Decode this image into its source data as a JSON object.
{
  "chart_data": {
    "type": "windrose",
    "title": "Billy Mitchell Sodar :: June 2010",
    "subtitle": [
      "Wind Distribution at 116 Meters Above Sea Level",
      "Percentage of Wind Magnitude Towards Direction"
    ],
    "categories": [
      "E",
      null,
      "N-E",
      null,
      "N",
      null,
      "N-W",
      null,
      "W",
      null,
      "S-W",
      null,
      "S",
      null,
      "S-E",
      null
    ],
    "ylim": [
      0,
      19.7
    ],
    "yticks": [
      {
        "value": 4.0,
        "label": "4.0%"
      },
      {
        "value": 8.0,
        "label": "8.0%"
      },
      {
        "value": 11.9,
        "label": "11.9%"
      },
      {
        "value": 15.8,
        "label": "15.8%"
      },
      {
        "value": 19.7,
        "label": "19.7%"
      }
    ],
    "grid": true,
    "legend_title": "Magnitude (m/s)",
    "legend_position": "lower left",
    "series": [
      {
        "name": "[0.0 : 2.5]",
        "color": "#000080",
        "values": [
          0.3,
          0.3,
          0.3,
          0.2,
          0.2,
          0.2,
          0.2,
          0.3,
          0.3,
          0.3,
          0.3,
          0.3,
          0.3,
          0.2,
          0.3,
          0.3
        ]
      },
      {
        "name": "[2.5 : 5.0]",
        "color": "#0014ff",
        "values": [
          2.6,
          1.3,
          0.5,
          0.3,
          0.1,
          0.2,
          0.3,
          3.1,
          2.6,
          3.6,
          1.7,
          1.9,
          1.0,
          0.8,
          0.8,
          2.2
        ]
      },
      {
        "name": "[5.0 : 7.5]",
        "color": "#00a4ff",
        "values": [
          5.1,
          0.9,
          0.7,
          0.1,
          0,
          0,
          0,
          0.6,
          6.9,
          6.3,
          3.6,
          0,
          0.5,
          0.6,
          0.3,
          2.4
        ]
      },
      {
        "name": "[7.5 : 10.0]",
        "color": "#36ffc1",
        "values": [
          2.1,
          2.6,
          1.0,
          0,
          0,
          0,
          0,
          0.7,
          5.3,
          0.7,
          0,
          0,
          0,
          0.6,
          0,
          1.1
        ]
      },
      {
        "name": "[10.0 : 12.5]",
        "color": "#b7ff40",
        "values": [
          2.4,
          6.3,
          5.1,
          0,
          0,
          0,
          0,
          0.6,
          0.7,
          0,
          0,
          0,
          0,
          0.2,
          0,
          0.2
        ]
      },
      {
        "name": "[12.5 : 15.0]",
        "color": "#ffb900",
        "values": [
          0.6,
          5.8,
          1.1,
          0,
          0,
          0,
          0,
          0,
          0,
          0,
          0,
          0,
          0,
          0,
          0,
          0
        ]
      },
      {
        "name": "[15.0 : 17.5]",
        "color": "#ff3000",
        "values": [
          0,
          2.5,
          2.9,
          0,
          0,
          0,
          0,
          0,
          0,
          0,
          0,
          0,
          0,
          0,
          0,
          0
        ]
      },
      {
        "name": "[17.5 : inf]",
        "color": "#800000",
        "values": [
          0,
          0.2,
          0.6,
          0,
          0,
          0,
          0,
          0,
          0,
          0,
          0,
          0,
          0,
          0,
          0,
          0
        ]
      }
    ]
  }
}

* Written task *
Repeat the listing exactly, from its first line to its last.

* Solution below *
Decode this image into its source data as a JSON object.
{
  "chart_data": {
    "type": "windrose",
    "title": "Billy Mitchell Sodar :: June 2010",
    "subtitle": [
      "Wind Distribution at 116 Meters Above Sea Level",
      "Percentage of Wind Magnitude Towards Direction"
    ],
    "categories": [
      "E",
      null,
      "N-E",
      null,
      "N",
      null,
      "N-W",
      null,
      "W",
      null,
      "S-W",
      null,
      "S",
      null,
      "S-E",
      null
    ],
    "ylim": [
      0,
      19.7
    ],
    "yticks": [
      {
        "value": 4.0,
        "label": "4.0%"
      },
      {
        "value": 8.0,
        "label": "8.0%"
      },
      {
        "value": 11.9,
        "label": "11.9%"
      },
      {
        "value": 15.8,
        "label": "15.8%"
      },
      {
        "value": 19.7,
        "label": "19.7%"
      }
    ],
    "grid": true,
    "legend_title": "Magnitude (m/s)",
    "legend_position": "lower left",
    "series": [
      {
        "name": "[0.0 : 2.5]",
        "color": "#000080",
        "values": [
          0.3,
          0.3,
          0.3,
          0.2,
          0.2,
          0.2,
          0.2,
          0.3,
          0.3,
          0.3,
          0.3,
          0.3,
          0.3,
          0.2,
          0.3,
          0.3
        ]
      },
      {
        "name": "[2.5 : 5.0]",
        "color": "#0014ff",
        "values": [
          2.6,
          1.3,
          0.5,
          0.3,
          0.1,
          0.2,
          0.3,
          3.1,
          2.6,
          3.6,
          1.7,
          1.9,
          1.0,
          0.8,
          0.8,
          2.2
        ]
      },
      {
        "name": "[5.0 : 7.5]",
        "color": "#00a4ff",
        "values": [
          5.1,
          0.9,
          0.7,
          0.1,
          0,
          0,
          0,
          0.6,
          6.9,
          6.3,
          3.6,
          0,
          0.5,
          0.6,
          0.3,
          2.4
        ]
      },
      {
        "name": "[7.5 : 10.0]",
        "color": "#36ffc1",
        "values": [
          2.1,
          2.6,
          1.0,
          0,
          0,
          0,
          0,
          0.7,
          5.3,
          0.7,
          0,
          0,
          0,
          0.6,
          0,
          1.1
        ]
      },
      {
        "name": "[10.0 : 12.5]",
        "color": "#b7ff40",
        "values": [
          2.4,
          6.3,
          5.1,
          0,
          0,
          0,
          0,
          0.6,
          0.7,
          0,
          0,
          0,
          0,
          0.2,
          0,
          0.2
        ]
      },
      {
        "name": "[12.5 : 15.0]",
        "color": "#ffb900",
        "values": [
          0.6,
          5.8,
          1.1,
          0,
          0,
          0,
          0,
          0,
          0,
          0,
          0,
          0,
          0,
          0,
          0,
          0
        ]
      },
      {
        "name": "[15.0 : 17.5]",
        "color": "#ff3000",
        "values": [
          0,
          2.5,
          2.9,
          0,
          0,
          0,
          0,
          0,
          0,
          0,
          0,
          0,
          0,
          0,
          0,
          0
        ]
      },
      {
        "name": "[17.5 : inf]",
        "color": "#800000",
        "values": [
          0,
          0.2,
          0.6,
          0,
          0,
          0,
          0,
          0,
          0,
          0,
          0,
          0,
          0,
          0,
          0,
          0
        ]
      }
    ]
  }
}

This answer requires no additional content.